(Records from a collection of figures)
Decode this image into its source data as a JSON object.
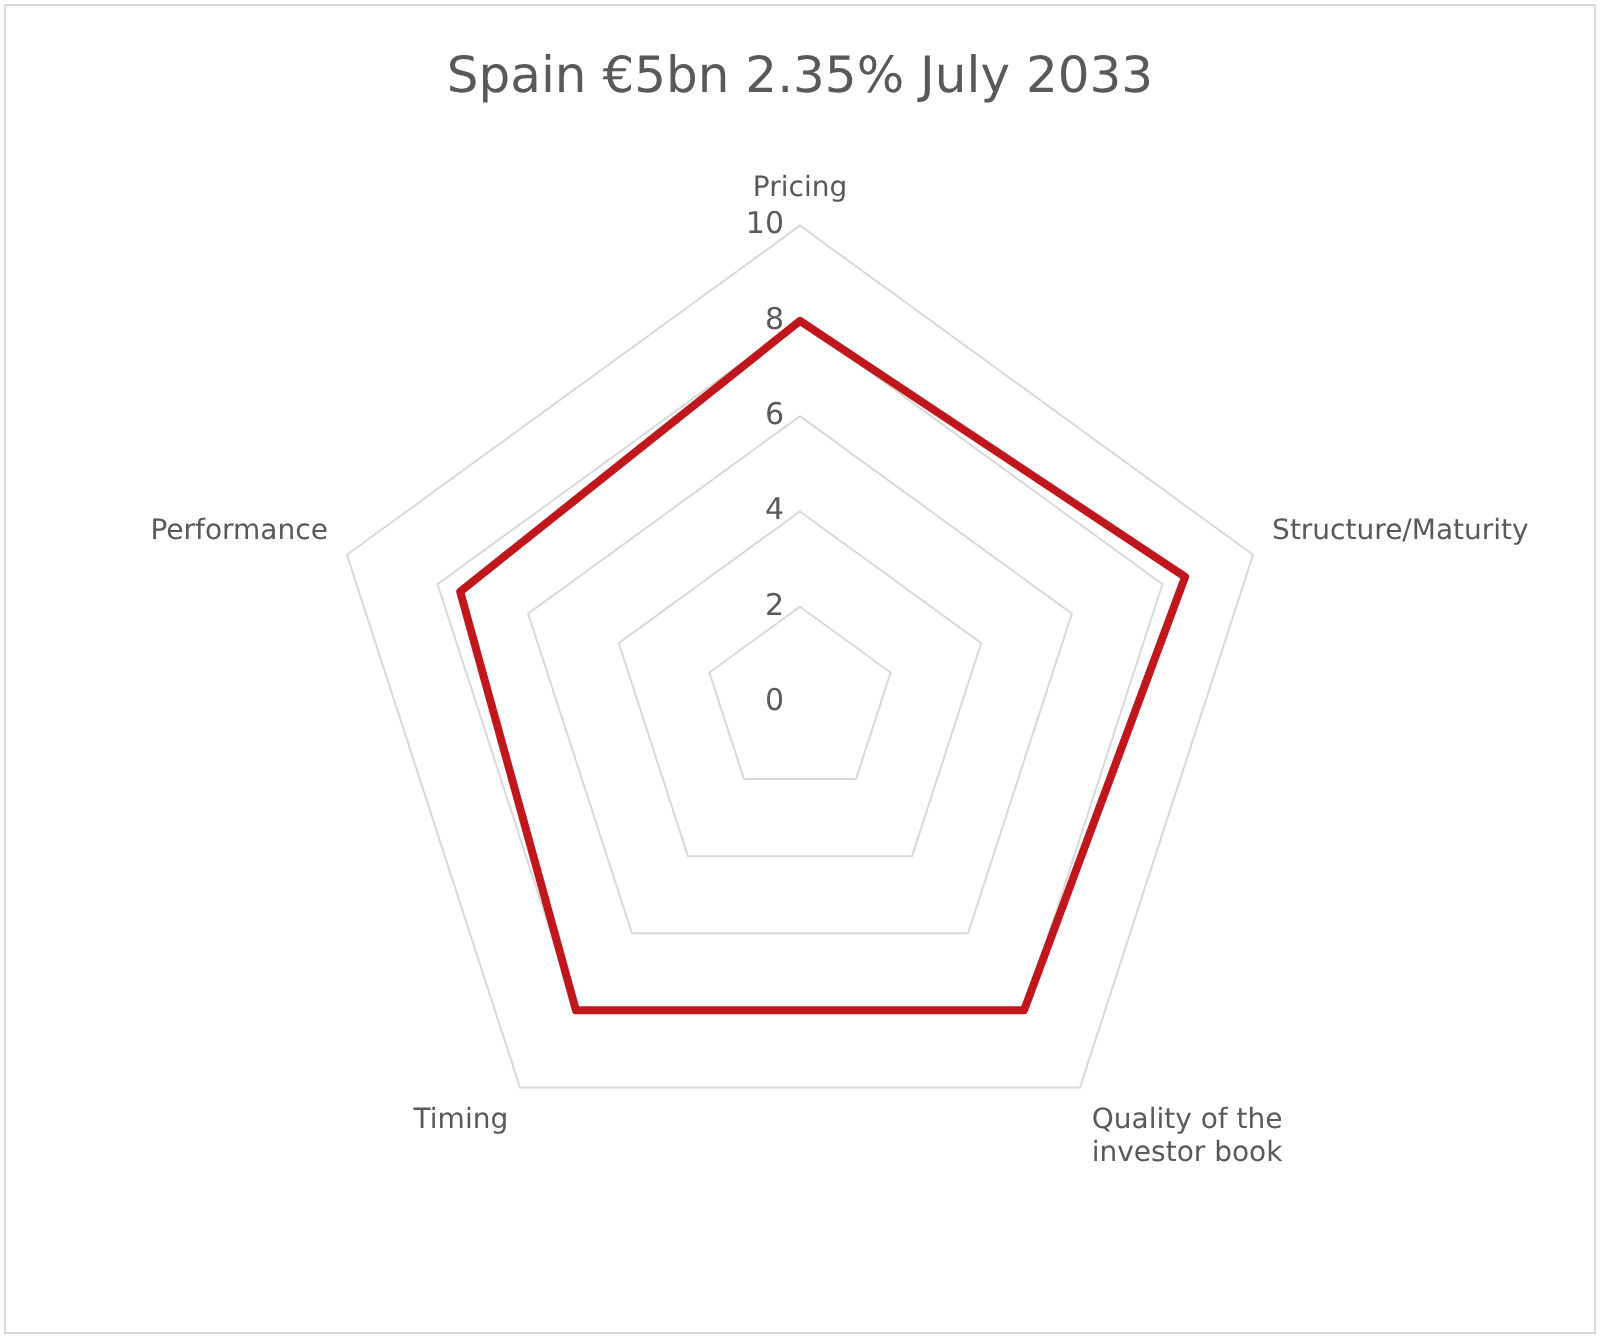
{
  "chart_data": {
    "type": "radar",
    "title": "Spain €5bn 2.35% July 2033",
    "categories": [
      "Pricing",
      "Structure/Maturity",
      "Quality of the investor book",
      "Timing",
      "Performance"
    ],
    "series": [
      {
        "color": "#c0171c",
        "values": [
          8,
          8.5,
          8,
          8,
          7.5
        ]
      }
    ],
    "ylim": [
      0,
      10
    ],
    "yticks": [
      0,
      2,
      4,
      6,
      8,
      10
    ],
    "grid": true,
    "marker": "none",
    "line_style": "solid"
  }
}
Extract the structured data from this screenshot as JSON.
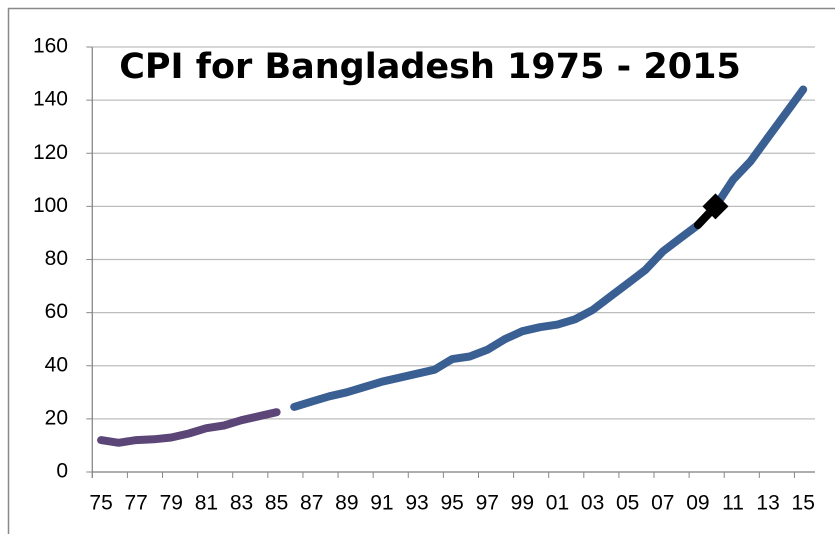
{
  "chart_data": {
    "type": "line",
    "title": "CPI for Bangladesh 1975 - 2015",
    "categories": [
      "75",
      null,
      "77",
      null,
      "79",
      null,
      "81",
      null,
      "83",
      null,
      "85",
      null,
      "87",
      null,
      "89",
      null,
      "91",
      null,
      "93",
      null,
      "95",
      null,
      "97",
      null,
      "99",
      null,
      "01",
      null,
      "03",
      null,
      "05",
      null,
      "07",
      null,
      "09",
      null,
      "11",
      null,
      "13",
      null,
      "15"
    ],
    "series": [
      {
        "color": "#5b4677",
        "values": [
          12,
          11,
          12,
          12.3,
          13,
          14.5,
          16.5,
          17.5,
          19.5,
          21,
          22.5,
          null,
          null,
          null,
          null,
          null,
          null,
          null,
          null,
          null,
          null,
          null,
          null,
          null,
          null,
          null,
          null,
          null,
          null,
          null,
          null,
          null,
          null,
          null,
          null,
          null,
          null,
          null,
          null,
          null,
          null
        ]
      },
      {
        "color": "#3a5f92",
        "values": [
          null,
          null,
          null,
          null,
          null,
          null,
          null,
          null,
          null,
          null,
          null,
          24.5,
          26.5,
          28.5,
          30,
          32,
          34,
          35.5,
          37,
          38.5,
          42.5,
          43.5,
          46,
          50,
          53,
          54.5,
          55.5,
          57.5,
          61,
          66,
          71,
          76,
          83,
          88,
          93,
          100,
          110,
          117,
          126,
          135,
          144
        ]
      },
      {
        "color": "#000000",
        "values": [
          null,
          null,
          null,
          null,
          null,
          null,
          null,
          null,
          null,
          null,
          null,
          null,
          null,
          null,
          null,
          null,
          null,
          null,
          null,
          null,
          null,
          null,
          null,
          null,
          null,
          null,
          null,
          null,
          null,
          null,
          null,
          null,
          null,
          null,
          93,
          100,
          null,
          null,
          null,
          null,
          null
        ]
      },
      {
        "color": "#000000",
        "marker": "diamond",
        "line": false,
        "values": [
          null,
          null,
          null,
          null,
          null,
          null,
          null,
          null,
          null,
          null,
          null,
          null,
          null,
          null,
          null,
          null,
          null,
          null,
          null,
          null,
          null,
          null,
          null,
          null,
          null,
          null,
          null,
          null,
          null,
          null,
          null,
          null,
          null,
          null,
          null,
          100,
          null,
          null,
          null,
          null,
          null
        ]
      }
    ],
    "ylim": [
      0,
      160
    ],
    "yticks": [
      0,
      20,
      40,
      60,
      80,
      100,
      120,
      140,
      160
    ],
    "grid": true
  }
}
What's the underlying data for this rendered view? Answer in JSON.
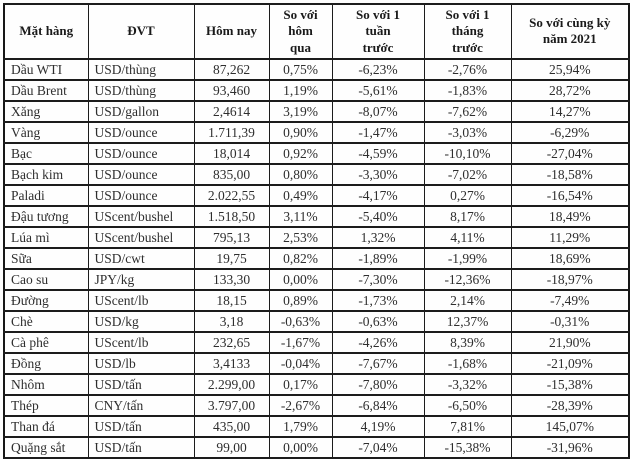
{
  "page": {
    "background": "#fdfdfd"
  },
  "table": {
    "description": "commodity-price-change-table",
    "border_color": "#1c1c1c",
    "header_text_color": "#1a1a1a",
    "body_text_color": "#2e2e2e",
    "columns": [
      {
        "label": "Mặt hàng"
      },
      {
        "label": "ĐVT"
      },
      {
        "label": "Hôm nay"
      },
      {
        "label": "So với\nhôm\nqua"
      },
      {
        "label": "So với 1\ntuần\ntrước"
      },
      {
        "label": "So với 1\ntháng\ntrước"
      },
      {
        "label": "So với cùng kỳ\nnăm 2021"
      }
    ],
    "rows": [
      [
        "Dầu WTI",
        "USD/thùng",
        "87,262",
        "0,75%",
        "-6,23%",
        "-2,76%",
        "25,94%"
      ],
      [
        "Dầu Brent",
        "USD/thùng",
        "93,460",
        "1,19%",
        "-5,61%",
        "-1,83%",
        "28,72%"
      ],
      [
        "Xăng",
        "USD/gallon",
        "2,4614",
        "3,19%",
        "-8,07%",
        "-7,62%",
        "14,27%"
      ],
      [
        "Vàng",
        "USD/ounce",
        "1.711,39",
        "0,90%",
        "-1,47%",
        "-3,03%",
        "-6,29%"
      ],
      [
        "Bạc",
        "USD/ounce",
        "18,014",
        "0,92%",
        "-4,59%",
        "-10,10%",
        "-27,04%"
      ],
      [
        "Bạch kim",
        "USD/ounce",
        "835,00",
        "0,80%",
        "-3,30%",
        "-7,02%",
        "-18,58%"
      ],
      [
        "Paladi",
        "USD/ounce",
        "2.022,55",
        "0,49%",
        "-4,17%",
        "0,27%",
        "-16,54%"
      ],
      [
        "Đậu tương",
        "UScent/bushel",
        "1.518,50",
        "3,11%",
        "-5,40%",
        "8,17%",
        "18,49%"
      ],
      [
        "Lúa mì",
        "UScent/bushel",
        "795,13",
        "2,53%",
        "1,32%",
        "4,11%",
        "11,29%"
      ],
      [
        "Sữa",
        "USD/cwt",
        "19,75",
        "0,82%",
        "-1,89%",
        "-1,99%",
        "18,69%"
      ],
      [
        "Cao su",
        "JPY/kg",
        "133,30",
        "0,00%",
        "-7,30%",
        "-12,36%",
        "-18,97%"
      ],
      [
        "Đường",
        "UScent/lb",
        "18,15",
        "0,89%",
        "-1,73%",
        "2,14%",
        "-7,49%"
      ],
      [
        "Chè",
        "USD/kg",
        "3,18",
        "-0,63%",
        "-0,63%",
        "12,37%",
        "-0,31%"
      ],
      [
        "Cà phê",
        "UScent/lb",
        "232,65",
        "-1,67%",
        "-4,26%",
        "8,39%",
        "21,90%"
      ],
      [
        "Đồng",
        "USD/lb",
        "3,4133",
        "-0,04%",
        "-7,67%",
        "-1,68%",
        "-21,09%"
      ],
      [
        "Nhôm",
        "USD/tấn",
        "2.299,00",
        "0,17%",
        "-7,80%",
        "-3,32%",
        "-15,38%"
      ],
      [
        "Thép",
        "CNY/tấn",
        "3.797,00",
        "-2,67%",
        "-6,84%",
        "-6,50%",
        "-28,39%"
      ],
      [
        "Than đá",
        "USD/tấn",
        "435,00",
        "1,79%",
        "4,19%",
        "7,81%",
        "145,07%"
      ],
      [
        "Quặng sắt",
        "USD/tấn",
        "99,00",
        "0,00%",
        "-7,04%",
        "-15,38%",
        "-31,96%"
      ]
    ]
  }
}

--- Exercise description ---
Your task is to return the entries above exactly, with no pictures.

--- Task result ---
Decode this image into its source data as a JSON object.
{
  "chart_data": {
    "type": "radar",
    "title": "Spain €5bn 2.35% July 2033",
    "categories": [
      "Pricing",
      "Structure/Maturity",
      "Quality of the investor book",
      "Timing",
      "Performance"
    ],
    "series": [
      {
        "color": "#c0171c",
        "values": [
          8,
          8.5,
          8,
          8,
          7.5
        ]
      }
    ],
    "ylim": [
      0,
      10
    ],
    "yticks": [
      0,
      2,
      4,
      6,
      8,
      10
    ],
    "grid": true,
    "marker": "none",
    "line_style": "solid"
  }
}
Extract the structured data from this screenshot as JSON.
{
  "chart_data": {
    "type": "line",
    "title": "CPI for Bangladesh 1975 - 2015",
    "categories": [
      "75",
      null,
      "77",
      null,
      "79",
      null,
      "81",
      null,
      "83",
      null,
      "85",
      null,
      "87",
      null,
      "89",
      null,
      "91",
      null,
      "93",
      null,
      "95",
      null,
      "97",
      null,
      "99",
      null,
      "01",
      null,
      "03",
      null,
      "05",
      null,
      "07",
      null,
      "09",
      null,
      "11",
      null,
      "13",
      null,
      "15"
    ],
    "series": [
      {
        "color": "#5b4677",
        "values": [
          12,
          11,
          12,
          12.3,
          13,
          14.5,
          16.5,
          17.5,
          19.5,
          21,
          22.5,
          null,
          null,
          null,
          null,
          null,
          null,
          null,
          null,
          null,
          null,
          null,
          null,
          null,
          null,
          null,
          null,
          null,
          null,
          null,
          null,
          null,
          null,
          null,
          null,
          null,
          null,
          null,
          null,
          null,
          null
        ]
      },
      {
        "color": "#3a5f92",
        "values": [
          null,
          null,
          null,
          null,
          null,
          null,
          null,
          null,
          null,
          null,
          null,
          24.5,
          26.5,
          28.5,
          30,
          32,
          34,
          35.5,
          37,
          38.5,
          42.5,
          43.5,
          46,
          50,
          53,
          54.5,
          55.5,
          57.5,
          61,
          66,
          71,
          76,
          83,
          88,
          93,
          100,
          110,
          117,
          126,
          135,
          144
        ]
      },
      {
        "color": "#000000",
        "values": [
          null,
          null,
          null,
          null,
          null,
          null,
          null,
          null,
          null,
          null,
          null,
          null,
          null,
          null,
          null,
          null,
          null,
          null,
          null,
          null,
          null,
          null,
          null,
          null,
          null,
          null,
          null,
          null,
          null,
          null,
          null,
          null,
          null,
          null,
          93,
          100,
          null,
          null,
          null,
          null,
          null
        ]
      },
      {
        "color": "#000000",
        "marker": "diamond",
        "line": false,
        "values": [
          null,
          null,
          null,
          null,
          null,
          null,
          null,
          null,
          null,
          null,
          null,
          null,
          null,
          null,
          null,
          null,
          null,
          null,
          null,
          null,
          null,
          null,
          null,
          null,
          null,
          null,
          null,
          null,
          null,
          null,
          null,
          null,
          null,
          null,
          null,
          100,
          null,
          null,
          null,
          null,
          null
        ]
      }
    ],
    "ylim": [
      0,
      160
    ],
    "yticks": [
      0,
      20,
      40,
      60,
      80,
      100,
      120,
      140,
      160
    ],
    "grid": true
  }
}
What's the underlying data for this rendered view? Answer in JSON.
{
  "page": {
    "background": "#fdfdfd"
  },
  "table": {
    "description": "commodity-price-change-table",
    "border_color": "#1c1c1c",
    "header_text_color": "#1a1a1a",
    "body_text_color": "#2e2e2e",
    "columns": [
      {
        "label": "Mặt hàng"
      },
      {
        "label": "ĐVT"
      },
      {
        "label": "Hôm nay"
      },
      {
        "label": "So với\nhôm\nqua"
      },
      {
        "label": "So với 1\ntuần\ntrước"
      },
      {
        "label": "So với 1\ntháng\ntrước"
      },
      {
        "label": "So với cùng kỳ\nnăm 2021"
      }
    ],
    "rows": [
      [
        "Dầu WTI",
        "USD/thùng",
        "87,262",
        "0,75%",
        "-6,23%",
        "-2,76%",
        "25,94%"
      ],
      [
        "Dầu Brent",
        "USD/thùng",
        "93,460",
        "1,19%",
        "-5,61%",
        "-1,83%",
        "28,72%"
      ],
      [
        "Xăng",
        "USD/gallon",
        "2,4614",
        "3,19%",
        "-8,07%",
        "-7,62%",
        "14,27%"
      ],
      [
        "Vàng",
        "USD/ounce",
        "1.711,39",
        "0,90%",
        "-1,47%",
        "-3,03%",
        "-6,29%"
      ],
      [
        "Bạc",
        "USD/ounce",
        "18,014",
        "0,92%",
        "-4,59%",
        "-10,10%",
        "-27,04%"
      ],
      [
        "Bạch kim",
        "USD/ounce",
        "835,00",
        "0,80%",
        "-3,30%",
        "-7,02%",
        "-18,58%"
      ],
      [
        "Paladi",
        "USD/ounce",
        "2.022,55",
        "0,49%",
        "-4,17%",
        "0,27%",
        "-16,54%"
      ],
      [
        "Đậu tương",
        "UScent/bushel",
        "1.518,50",
        "3,11%",
        "-5,40%",
        "8,17%",
        "18,49%"
      ],
      [
        "Lúa mì",
        "UScent/bushel",
        "795,13",
        "2,53%",
        "1,32%",
        "4,11%",
        "11,29%"
      ],
      [
        "Sữa",
        "USD/cwt",
        "19,75",
        "0,82%",
        "-1,89%",
        "-1,99%",
        "18,69%"
      ],
      [
        "Cao su",
        "JPY/kg",
        "133,30",
        "0,00%",
        "-7,30%",
        "-12,36%",
        "-18,97%"
      ],
      [
        "Đường",
        "UScent/lb",
        "18,15",
        "0,89%",
        "-1,73%",
        "2,14%",
        "-7,49%"
      ],
      [
        "Chè",
        "USD/kg",
        "3,18",
        "-0,63%",
        "-0,63%",
        "12,37%",
        "-0,31%"
      ],
      [
        "Cà phê",
        "UScent/lb",
        "232,65",
        "-1,67%",
        "-4,26%",
        "8,39%",
        "21,90%"
      ],
      [
        "Đồng",
        "USD/lb",
        "3,4133",
        "-0,04%",
        "-7,67%",
        "-1,68%",
        "-21,09%"
      ],
      [
        "Nhôm",
        "USD/tấn",
        "2.299,00",
        "0,17%",
        "-7,80%",
        "-3,32%",
        "-15,38%"
      ],
      [
        "Thép",
        "CNY/tấn",
        "3.797,00",
        "-2,67%",
        "-6,84%",
        "-6,50%",
        "-28,39%"
      ],
      [
        "Than đá",
        "USD/tấn",
        "435,00",
        "1,79%",
        "4,19%",
        "7,81%",
        "145,07%"
      ],
      [
        "Quặng sắt",
        "USD/tấn",
        "99,00",
        "0,00%",
        "-7,04%",
        "-15,38%",
        "-31,96%"
      ]
    ]
  }
}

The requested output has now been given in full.